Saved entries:
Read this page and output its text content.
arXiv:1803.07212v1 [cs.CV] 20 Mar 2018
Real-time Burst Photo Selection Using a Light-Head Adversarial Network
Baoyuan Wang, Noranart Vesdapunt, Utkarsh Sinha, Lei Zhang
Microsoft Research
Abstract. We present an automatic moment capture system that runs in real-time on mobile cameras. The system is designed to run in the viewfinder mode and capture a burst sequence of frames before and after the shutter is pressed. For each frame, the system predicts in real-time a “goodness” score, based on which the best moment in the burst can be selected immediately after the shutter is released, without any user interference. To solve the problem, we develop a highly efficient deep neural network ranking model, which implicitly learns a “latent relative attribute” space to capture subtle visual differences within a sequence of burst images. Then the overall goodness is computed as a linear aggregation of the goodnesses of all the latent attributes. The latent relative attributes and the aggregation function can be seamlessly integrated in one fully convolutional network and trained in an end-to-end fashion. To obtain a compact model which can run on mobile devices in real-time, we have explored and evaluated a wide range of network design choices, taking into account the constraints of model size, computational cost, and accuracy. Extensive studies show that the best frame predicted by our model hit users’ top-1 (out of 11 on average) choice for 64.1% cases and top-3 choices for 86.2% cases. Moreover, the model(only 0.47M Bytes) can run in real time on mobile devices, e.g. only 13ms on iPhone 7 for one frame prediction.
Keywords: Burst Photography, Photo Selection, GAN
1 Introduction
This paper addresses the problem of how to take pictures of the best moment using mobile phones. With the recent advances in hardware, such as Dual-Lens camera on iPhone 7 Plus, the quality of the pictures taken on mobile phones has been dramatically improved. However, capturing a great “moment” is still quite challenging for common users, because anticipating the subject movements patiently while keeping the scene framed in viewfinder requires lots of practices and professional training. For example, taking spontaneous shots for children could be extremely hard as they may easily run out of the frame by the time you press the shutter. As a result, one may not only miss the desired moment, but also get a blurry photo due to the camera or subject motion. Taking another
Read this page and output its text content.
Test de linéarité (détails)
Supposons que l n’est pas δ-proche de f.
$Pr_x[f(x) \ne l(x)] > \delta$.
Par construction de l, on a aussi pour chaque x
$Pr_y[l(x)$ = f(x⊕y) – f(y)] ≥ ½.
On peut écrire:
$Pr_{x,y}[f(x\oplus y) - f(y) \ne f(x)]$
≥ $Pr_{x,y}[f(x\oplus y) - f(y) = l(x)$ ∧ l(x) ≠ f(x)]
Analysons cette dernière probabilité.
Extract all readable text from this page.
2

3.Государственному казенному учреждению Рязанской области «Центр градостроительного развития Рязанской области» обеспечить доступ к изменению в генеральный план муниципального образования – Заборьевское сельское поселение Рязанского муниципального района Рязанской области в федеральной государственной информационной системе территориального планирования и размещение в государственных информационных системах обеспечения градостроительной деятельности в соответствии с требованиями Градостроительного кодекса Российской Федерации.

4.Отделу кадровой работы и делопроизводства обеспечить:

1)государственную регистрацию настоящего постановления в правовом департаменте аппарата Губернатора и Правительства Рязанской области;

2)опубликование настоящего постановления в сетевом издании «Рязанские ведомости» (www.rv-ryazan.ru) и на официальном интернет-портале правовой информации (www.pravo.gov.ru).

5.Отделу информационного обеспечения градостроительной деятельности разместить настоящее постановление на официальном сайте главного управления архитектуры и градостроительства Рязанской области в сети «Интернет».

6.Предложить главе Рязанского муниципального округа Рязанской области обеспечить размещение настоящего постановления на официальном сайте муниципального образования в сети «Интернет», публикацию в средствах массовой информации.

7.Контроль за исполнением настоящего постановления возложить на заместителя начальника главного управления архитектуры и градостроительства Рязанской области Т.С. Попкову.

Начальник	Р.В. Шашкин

Aim
Reproduce the full listing above, character for character.

Exercise output
Read this page and output its text content.
arXiv:1803.07212v1 [cs.CV] 20 Mar 2018
Real-time Burst Photo Selection Using a Light-Head Adversarial Network
Baoyuan Wang, Noranart Vesdapunt, Utkarsh Sinha, Lei Zhang
Microsoft Research
Abstract. We present an automatic moment capture system that runs in real-time on mobile cameras. The system is designed to run in the viewfinder mode and capture a burst sequence of frames before and after the shutter is pressed. For each frame, the system predicts in real-time a “goodness” score, based on which the best moment in the burst can be selected immediately after the shutter is released, without any user interference. To solve the problem, we develop a highly efficient deep neural network ranking model, which implicitly learns a “latent relative attribute” space to capture subtle visual differences within a sequence of burst images. Then the overall goodness is computed as a linear aggregation of the goodnesses of all the latent attributes. The latent relative attributes and the aggregation function can be seamlessly integrated in one fully convolutional network and trained in an end-to-end fashion. To obtain a compact model which can run on mobile devices in real-time, we have explored and evaluated a wide range of network design choices, taking into account the constraints of model size, computational cost, and accuracy. Extensive studies show that the best frame predicted by our model hit users’ top-1 (out of 11 on average) choice for 64.1% cases and top-3 choices for 86.2% cases. Moreover, the model(only 0.47M Bytes) can run in real time on mobile devices, e.g. only 13ms on iPhone 7 for one frame prediction.
Keywords: Burst Photography, Photo Selection, GAN
1 Introduction
This paper addresses the problem of how to take pictures of the best moment using mobile phones. With the recent advances in hardware, such as Dual-Lens camera on iPhone 7 Plus, the quality of the pictures taken on mobile phones has been dramatically improved. However, capturing a great “moment” is still quite challenging for common users, because anticipating the subject movements patiently while keeping the scene framed in viewfinder requires lots of practices and professional training. For example, taking spontaneous shots for children could be extremely hard as they may easily run out of the frame by the time you press the shutter. As a result, one may not only miss the desired moment, but also get a blurry photo due to the camera or subject motion. Taking another
Read this page and output its text content.
Test de linéarité (détails)
Supposons que l n’est pas δ-proche de f.
$Pr_x[f(x) \ne l(x)] > \delta$.
Par construction de l, on a aussi pour chaque x
$Pr_y[l(x)$ = f(x⊕y) – f(y)] ≥ ½.
On peut écrire:
$Pr_{x,y}[f(x\oplus y) - f(y) \ne f(x)]$
≥ $Pr_{x,y}[f(x\oplus y) - f(y) = l(x)$ ∧ l(x) ≠ f(x)]
Analysons cette dernière probabilité.
Extract all readable text from this page.
2

3.Государственному казенному учреждению Рязанской области «Центр градостроительного развития Рязанской области» обеспечить доступ к изменению в генеральный план муниципального образования – Заборьевское сельское поселение Рязанского муниципального района Рязанской области в федеральной государственной информационной системе территориального планирования и размещение в государственных информационных системах обеспечения градостроительной деятельности в соответствии с требованиями Градостроительного кодекса Российской Федерации.

4.Отделу кадровой работы и делопроизводства обеспечить:

1)государственную регистрацию настоящего постановления в правовом департаменте аппарата Губернатора и Правительства Рязанской области;

2)опубликование настоящего постановления в сетевом издании «Рязанские ведомости» (www.rv-ryazan.ru) и на официальном интернет-портале правовой информации (www.pravo.gov.ru).

5.Отделу информационного обеспечения градостроительной деятельности разместить настоящее постановление на официальном сайте главного управления архитектуры и градостроительства Рязанской области в сети «Интернет».

6.Предложить главе Рязанского муниципального округа Рязанской области обеспечить размещение настоящего постановления на официальном сайте муниципального образования в сети «Интернет», публикацию в средствах массовой информации.

7.Контроль за исполнением настоящего постановления возложить на заместителя начальника главного управления архитектуры и градостроительства Рязанской области Т.С. Попкову.

Начальник	Р.В. Шашкин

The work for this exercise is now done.